::: Available records :::

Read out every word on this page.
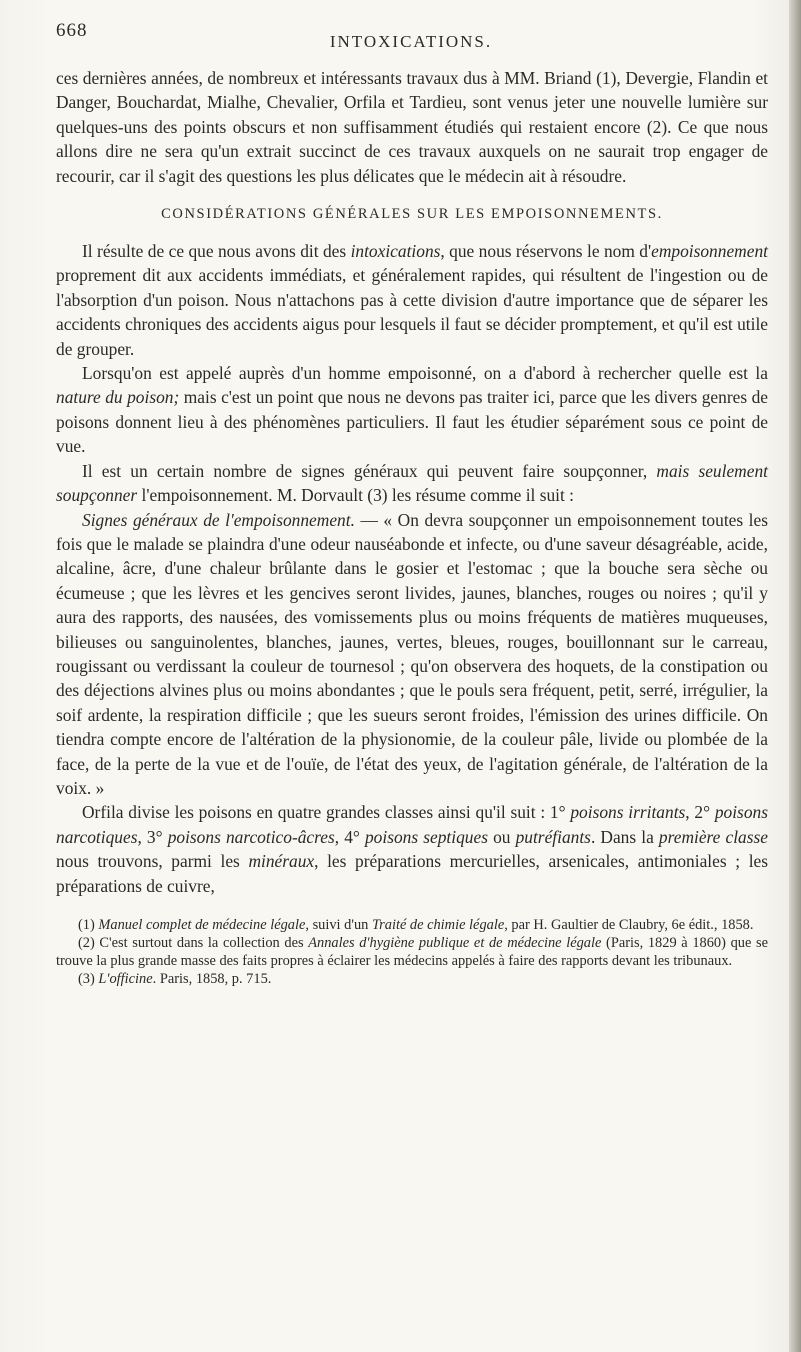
668
INTOXICATIONS.

ces dernières années, de nombreux et intéressants travaux dus à MM. Briand (1), Devergie, Flandin et Danger, Bouchardat, Mialhe, Chevalier, Orfila et Tardieu, sont venus jeter une nouvelle lumière sur quelques-uns des points obscurs et non suffisamment étudiés qui restaient encore (2). Ce que nous allons dire ne sera qu'un extrait succinct de ces travaux auxquels on ne saurait trop engager de recourir, car il s'agit des questions les plus délicates que le médecin ait à résoudre.

CONSIDÉRATIONS GÉNÉRALES SUR LES EMPOISONNEMENTS.

Il résulte de ce que nous avons dit des intoxications, que nous réservons le nom d'empoisonnement proprement dit aux accidents immédiats, et généralement rapides, qui résultent de l'ingestion ou de l'absorption d'un poison. Nous n'attachons pas à cette division d'autre importance que de séparer les accidents chroniques des accidents aigus pour lesquels il faut se décider promptement, et qu'il est utile de grouper.

Lorsqu'on est appelé auprès d'un homme empoisonné, on a d'abord à rechercher quelle est la nature du poison; mais c'est un point que nous ne devons pas traiter ici, parce que les divers genres de poisons donnent lieu à des phénomènes particuliers. Il faut les étudier séparément sous ce point de vue.

Il est un certain nombre de signes généraux qui peuvent faire soupçonner, mais seulement soupçonner l'empoisonnement. M. Dorvault (3) les résume comme il suit :

Signes généraux de l'empoisonnement. — « On devra soupçonner un empoisonnement toutes les fois que le malade se plaindra d'une odeur nauséabonde et infecte, ou d'une saveur désagréable, acide, alcaline, âcre, d'une chaleur brûlante dans le gosier et l'estomac ; que la bouche sera sèche ou écumeuse ; que les lèvres et les gencives seront livides, jaunes, blanches, rouges ou noires ; qu'il y aura des rapports, des nausées, des vomissements plus ou moins fréquents de matières muqueuses, bilieuses ou sanguinolentes, blanches, jaunes, vertes, bleues, rouges, bouillonnant sur le carreau, rougissant ou verdissant la couleur de tournesol ; qu'on observera des hoquets, de la constipation ou des déjections alvines plus ou moins abondantes ; que le pouls sera fréquent, petit, serré, irrégulier, la soif ardente, la respiration difficile ; que les sueurs seront froides, l'émission des urines difficile. On tiendra compte encore de l'altération de la physionomie, de la couleur pâle, livide ou plombée de la face, de la perte de la vue et de l'ouïe, de l'état des yeux, de l'agitation générale, de l'altération de la voix. »

Orfila divise les poisons en quatre grandes classes ainsi qu'il suit : 1° poisons irritants, 2° poisons narcotiques, 3° poisons narcotico-âcres, 4° poisons septiques ou putréfiants. Dans la première classe nous trouvons, parmi les minéraux, les préparations mercurielles, arsenicales, antimoniales ; les préparations de cuivre,

(1) Manuel complet de médecine légale, suivi d'un Traité de chimie légale, par H. Gaultier de Claubry, 6e édit., 1858.

(2) C'est surtout dans la collection des Annales d'hygiène publique et de médecine légale (Paris, 1829 à 1860) que se trouve la plus grande masse des faits propres à éclairer les médecins appelés à faire des rapports devant les tribunaux.

(3) L'officine. Paris, 1858, p. 715.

:::

Repeat the data exactly in full, omitting its pictures.

--- Response ---
Read out every word on this page.
668
INTOXICATIONS.

ces dernières années, de nombreux et intéressants travaux dus à MM. Briand (1), Devergie, Flandin et Danger, Bouchardat, Mialhe, Chevalier, Orfila et Tardieu, sont venus jeter une nouvelle lumière sur quelques-uns des points obscurs et non suffisamment étudiés qui restaient encore (2). Ce que nous allons dire ne sera qu'un extrait succinct de ces travaux auxquels on ne saurait trop engager de recourir, car il s'agit des questions les plus délicates que le médecin ait à résoudre.

CONSIDÉRATIONS GÉNÉRALES SUR LES EMPOISONNEMENTS.

Il résulte de ce que nous avons dit des intoxications, que nous réservons le nom d'empoisonnement proprement dit aux accidents immédiats, et généralement rapides, qui résultent de l'ingestion ou de l'absorption d'un poison. Nous n'attachons pas à cette division d'autre importance que de séparer les accidents chroniques des accidents aigus pour lesquels il faut se décider promptement, et qu'il est utile de grouper.

Lorsqu'on est appelé auprès d'un homme empoisonné, on a d'abord à rechercher quelle est la nature du poison; mais c'est un point que nous ne devons pas traiter ici, parce que les divers genres de poisons donnent lieu à des phénomènes particuliers. Il faut les étudier séparément sous ce point de vue.

Il est un certain nombre de signes généraux qui peuvent faire soupçonner, mais seulement soupçonner l'empoisonnement. M. Dorvault (3) les résume comme il suit :

Signes généraux de l'empoisonnement. — « On devra soupçonner un empoisonnement toutes les fois que le malade se plaindra d'une odeur nauséabonde et infecte, ou d'une saveur désagréable, acide, alcaline, âcre, d'une chaleur brûlante dans le gosier et l'estomac ; que la bouche sera sèche ou écumeuse ; que les lèvres et les gencives seront livides, jaunes, blanches, rouges ou noires ; qu'il y aura des rapports, des nausées, des vomissements plus ou moins fréquents de matières muqueuses, bilieuses ou sanguinolentes, blanches, jaunes, vertes, bleues, rouges, bouillonnant sur le carreau, rougissant ou verdissant la couleur de tournesol ; qu'on observera des hoquets, de la constipation ou des déjections alvines plus ou moins abondantes ; que le pouls sera fréquent, petit, serré, irrégulier, la soif ardente, la respiration difficile ; que les sueurs seront froides, l'émission des urines difficile. On tiendra compte encore de l'altération de la physionomie, de la couleur pâle, livide ou plombée de la face, de la perte de la vue et de l'ouïe, de l'état des yeux, de l'agitation générale, de l'altération de la voix. »

Orfila divise les poisons en quatre grandes classes ainsi qu'il suit : 1° poisons irritants, 2° poisons narcotiques, 3° poisons narcotico-âcres, 4° poisons septiques ou putréfiants. Dans la première classe nous trouvons, parmi les minéraux, les préparations mercurielles, arsenicales, antimoniales ; les préparations de cuivre,

(1) Manuel complet de médecine légale, suivi d'un Traité de chimie légale, par H. Gaultier de Claubry, 6e édit., 1858.

(2) C'est surtout dans la collection des Annales d'hygiène publique et de médecine légale (Paris, 1829 à 1860) que se trouve la plus grande masse des faits propres à éclairer les médecins appelés à faire des rapports devant les tribunaux.

(3) L'officine. Paris, 1858, p. 715.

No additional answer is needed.